[Stored items from a collection]
════
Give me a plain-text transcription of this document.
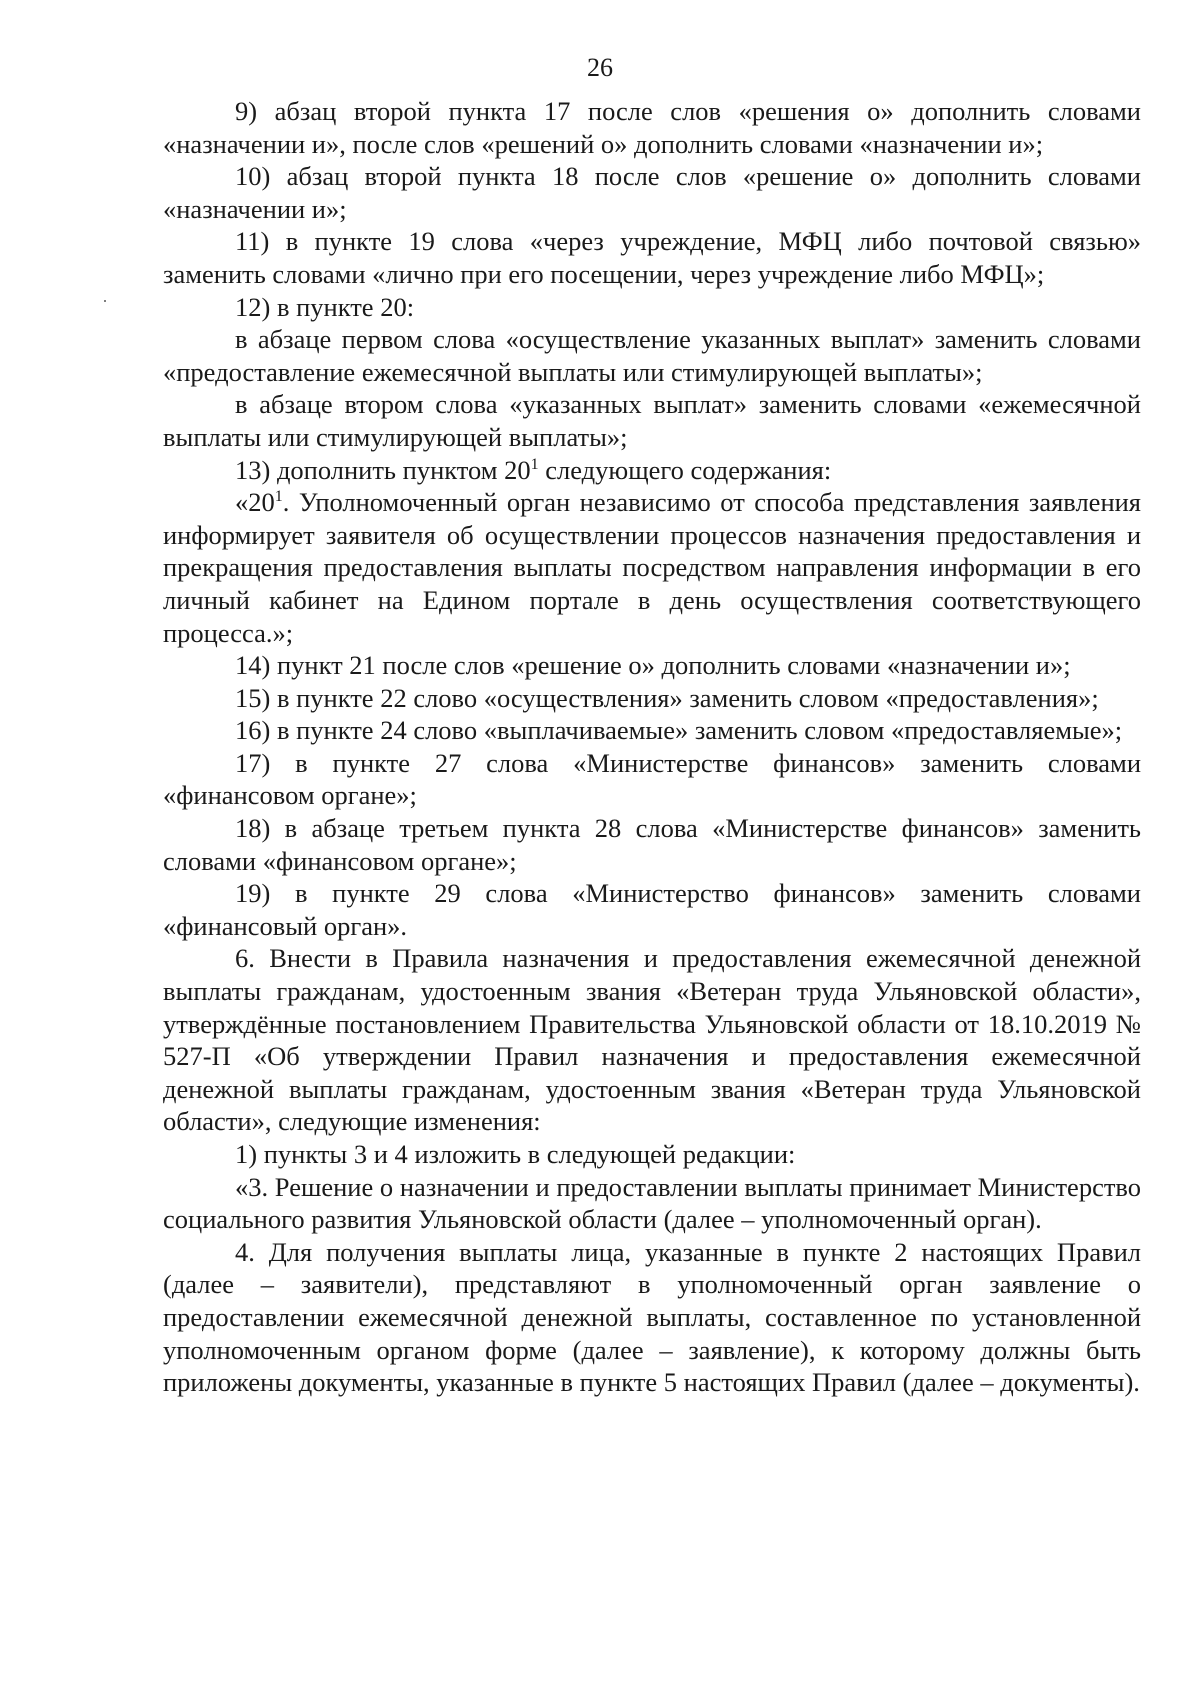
26

9) абзац второй пункта 17 после слов «решения о» дополнить словами «назначении и», после слов «решений о» дополнить словами «назначении и»;

10) абзац второй пункта 18 после слов «решение о» дополнить словами «назначении и»;

11) в пункте 19 слова «через учреждение, МФЦ либо почтовой связью» заменить словами «лично при его посещении, через учреждение либо МФЦ»;

12) в пункте 20:

в абзаце первом слова «осуществление указанных выплат» заменить словами «предоставление ежемесячной выплаты или стимулирующей выплаты»;

в абзаце втором слова «указанных выплат» заменить словами «ежемесячной выплаты или стимулирующей выплаты»;

13) дополнить пунктом $20^1$ следующего содержания:

«$20^1$. Уполномоченный орган независимо от способа представления заявления информирует заявителя об осуществлении процессов назначения предоставления и прекращения предоставления выплаты посредством направления информации в его личный кабинет на Едином портале в день осуществления соответствующего процесса.»;

14) пункт 21 после слов «решение о» дополнить словами «назначении и»;

15) в пункте 22 слово «осуществления» заменить словом «предоставления»;

16) в пункте 24 слово «выплачиваемые» заменить словом «предоставляемые»;

17) в пункте 27 слова «Министерстве финансов» заменить словами «финансовом органе»;

18) в абзаце третьем пункта 28 слова «Министерстве финансов» заменить словами «финансовом органе»;

19) в пункте 29 слова «Министерство финансов» заменить словами «финансовый орган».

6. Внести в Правила назначения и предоставления ежемесячной денежной выплаты гражданам, удостоенным звания «Ветеран труда Ульяновской области», утверждённые постановлением Правительства Ульяновской области от 18.10.2019 № 527-П «Об утверждении Правил назначения и предоставления ежемесячной денежной выплаты гражданам, удостоенным звания «Ветеран труда Ульяновской области», следующие изменения:

1) пункты 3 и 4 изложить в следующей редакции:

«3. Решение о назначении и предоставлении выплаты принимает Министерство социального развития Ульяновской области (далее – уполномоченный орган).

4. Для получения выплаты лица, указанные в пункте 2 настоящих Правил (далее – заявители), представляют в уполномоченный орган заявление о предоставлении ежемесячной денежной выплаты, составленное по установленной уполномоченным органом форме (далее – заявление), к которому должны быть приложены документы, указанные в пункте 5 настоящих Правил (далее – документы).
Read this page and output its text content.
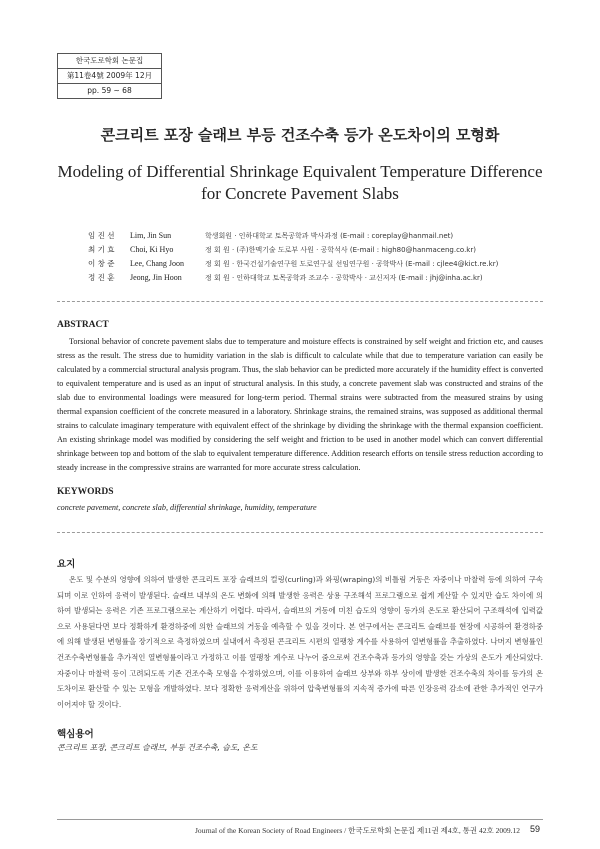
한국도로학회 논문집
第11卷4號 2009年 12月
pp. 59 ~ 68
콘크리트 포장 슬래브 부등 건조수축 등가 온도차이의 모형화
Modeling of Differential Shrinkage Equivalent Temperature Difference
for Concrete Pavement Slabs
임 진 선	Lim, Jin Sun	학생회원 · 인하대학교 토목공학과 박사과정 (E-mail : coreplay@hanmail.net)
최 기 효	Choi, Ki Hyo	정 회 원 · (주)한맥기술 도로부 사원 · 공학석사 (E-mail : high80@hanmaceng.co.kr)
이 창 준	Lee, Chang Joon	정 회 원 · 한국건설기술연구원 도로연구실 선임연구원 · 공학박사 (E-mail : cjlee4@kict.re.kr)
정 진 훈	Jeong, Jin Hoon	정 회 원 · 인하대학교 토목공학과 조교수 · 공학박사 · 교신저자 (E-mail : jhj@inha.ac.kr)
ABSTRACT
Torsional behavior of concrete pavement slabs due to temperature and moisture effects is constrained by self weight and friction etc, and causes stress as the result. The stress due to humidity variation in the slab is difficult to calculate while that due to temperature variation can easily be calculated by a commercial structural analysis program. Thus, the slab behavior can be predicted more accurately if the humidity effect is converted to equivalent temperature and is used as an input of structural analysis. In this study, a concrete pavement slab was constructed and strains of the slab due to environmental loadings were measured for long-term period. Thermal strains were subtracted from the measured strains by using thermal expansion coefficient of the concrete measured in a laboratory. Shrinkage strains, the remained strains, was supposed as additional thermal strains to calculate imaginary temperature with equivalent effect of the shrinkage by dividing the shrinkage with the thermal expansion coefficient. An existing shrinkage model was modified by considering the self weight and friction to be used in another model which can convert differential shrinkage between top and bottom of the slab to equivalent temperature difference. Addition research efforts on tensile stress reduction according to steady increase in the compressive strains are warranted for more accurate stress calculation.
KEYWORDS
concrete pavement, concrete slab, differential shrinkage, humidity, temperature
요지
온도 및 수분의 영향에 의하여 발생한 콘크리트 포장 슬래브의 컬링(curling)과 와핑(wraping)의 비틀림 거동은 자중이나 마찰력 등에 의하여 구속되며 이로 인하여 응력이 발생된다. 슬래브 내부의 온도 변화에 의해 발생한 응력은 상용 구조해석 프로그램으로 쉽게 계산할 수 있지만 습도 차이에 의하여 발생되는 응력은 기존 프로그램으로는 계산하기 어렵다. 따라서, 슬래브의 거동에 미친 습도의 영향이 등가의 온도로 환산되어 구조해석에 입력값으로 사용된다면 보다 정확하게 환경하중에 의한 슬래브의 거동을 예측할 수 있을 것이다. 본 연구에서는 콘크리트 슬래브를 현장에 시공하여 환경하중에 의해 발생된 변형률을 장기적으로 측정하였으며 실내에서 측정된 콘크리트 시편의 열팽창 계수를 사용하여 열변형률을 추출하였다. 나머지 변형률인 건조수축변형률을 추가적인 열변형률이라고 가정하고 이를 열팽창 계수로 나누어 줌으로써 건조수축과 등가의 영향을 갖는 가상의 온도가 계산되었다. 자중이나 마찰력 등이 고려되도록 기존 건조수축 모형을 수정하였으며, 이를 이용하여 슬래브 상부와 하부 상이에 발생한 건조수축의 차이를 등가의 온도차이로 환산할 수 있는 모형을 개발하였다. 보다 정확한 응력계산을 위하여 압축변형률의 지속적 증가에 따른 인장응력 감소에 관한 추가적인 연구가 이어져야 할 것이다.
핵심용어
콘크리트 포장, 콘크리트 슬래브, 부등 건조수축, 습도, 온도
Journal of the Korean Society of Road Engineers / 한국도로학회 논문집 제11권 제4호, 통권 42호 2009.12 59
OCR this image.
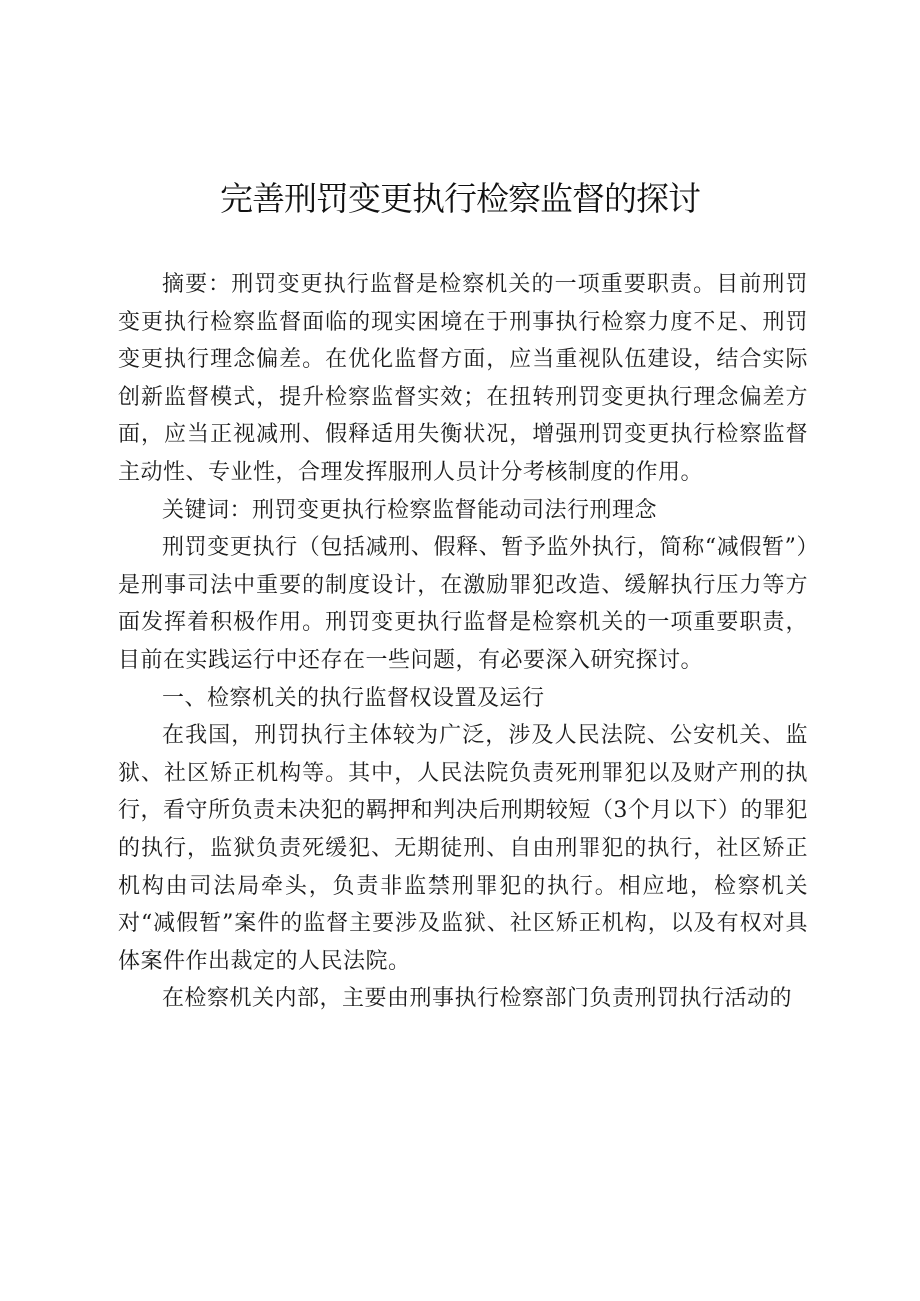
完善刑罚变更执行检察监督的探讨

摘要：刑罚变更执行监督是检察机关的一项重要职责。目前刑罚变更执行检察监督面临的现实困境在于刑事执行检察力度不足、刑罚变更执行理念偏差。在优化监督方面，应当重视队伍建设，结合实际创新监督模式，提升检察监督实效；在扭转刑罚变更执行理念偏差方面，应当正视减刑、假释适用失衡状况，增强刑罚变更执行检察监督主动性、专业性，合理发挥服刑人员计分考核制度的作用。

关键词：刑罚变更执行检察监督能动司法行刑理念

刑罚变更执行（包括减刑、假释、暂予监外执行，简称“减假暂”）是刑事司法中重要的制度设计，在激励罪犯改造、缓解执行压力等方面发挥着积极作用。刑罚变更执行监督是检察机关的一项重要职责，目前在实践运行中还存在一些问题，有必要深入研究探讨。

一、检察机关的执行监督权设置及运行

在我国，刑罚执行主体较为广泛，涉及人民法院、公安机关、监狱、社区矫正机构等。其中，人民法院负责死刑罪犯以及财产刑的执行，看守所负责未决犯的羁押和判决后刑期较短（3个月以下）的罪犯的执行，监狱负责死缓犯、无期徒刑、自由刑罪犯的执行，社区矫正机构由司法局牵头，负责非监禁刑罪犯的执行。相应地，检察机关对“减假暂”案件的监督主要涉及监狱、社区矫正机构，以及有权对具体案件作出裁定的人民法院。

在检察机关内部，主要由刑事执行检察部门负责刑罚执行活动的
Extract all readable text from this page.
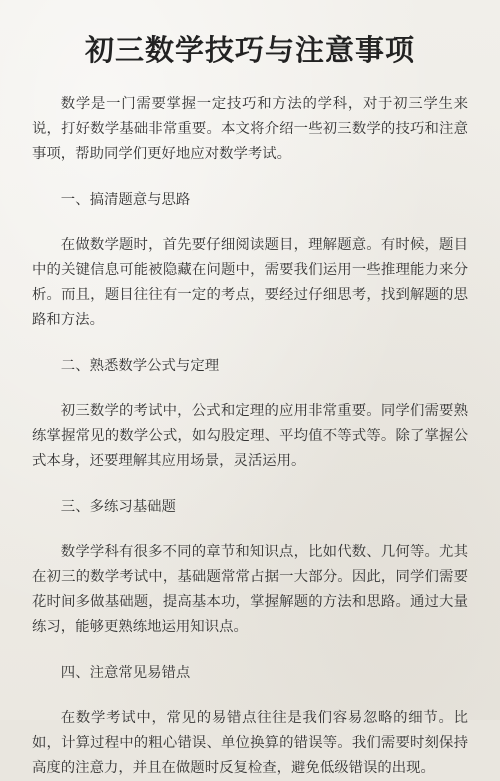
初三数学技巧与注意事项

数学是一门需要掌握一定技巧和方法的学科，对于初三学生来说，打好数学基础非常重要。本文将介绍一些初三数学的技巧和注意事项，帮助同学们更好地应对数学考试。

一、搞清题意与思路

在做数学题时，首先要仔细阅读题目，理解题意。有时候，题目中的关键信息可能被隐藏在问题中，需要我们运用一些推理能力来分析。而且，题目往往有一定的考点，要经过仔细思考，找到解题的思路和方法。

二、熟悉数学公式与定理

初三数学的考试中，公式和定理的应用非常重要。同学们需要熟练掌握常见的数学公式，如勾股定理、平均值不等式等。除了掌握公式本身，还要理解其应用场景，灵活运用。

三、多练习基础题

数学学科有很多不同的章节和知识点，比如代数、几何等。尤其在初三的数学考试中，基础题常常占据一大部分。因此，同学们需要花时间多做基础题，提高基本功，掌握解题的方法和思路。通过大量练习，能够更熟练地运用知识点。

四、注意常见易错点

在数学考试中，常见的易错点往往是我们容易忽略的细节。比如，计算过程中的粗心错误、单位换算的错误等。我们需要时刻保持高度的注意力，并且在做题时反复检查，避免低级错误的出现。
════
■ **What is expected**
Look through the data above. Find each line with the string "органе" and copy it.

■ **Result for this task**
17) в пункте 27 слова «Министерстве финансов» заменить словами «финансовом органе»;
18) в абзаце третьем пункта 28 слова «Министерстве финансов» заменить словами «финансовом органе»;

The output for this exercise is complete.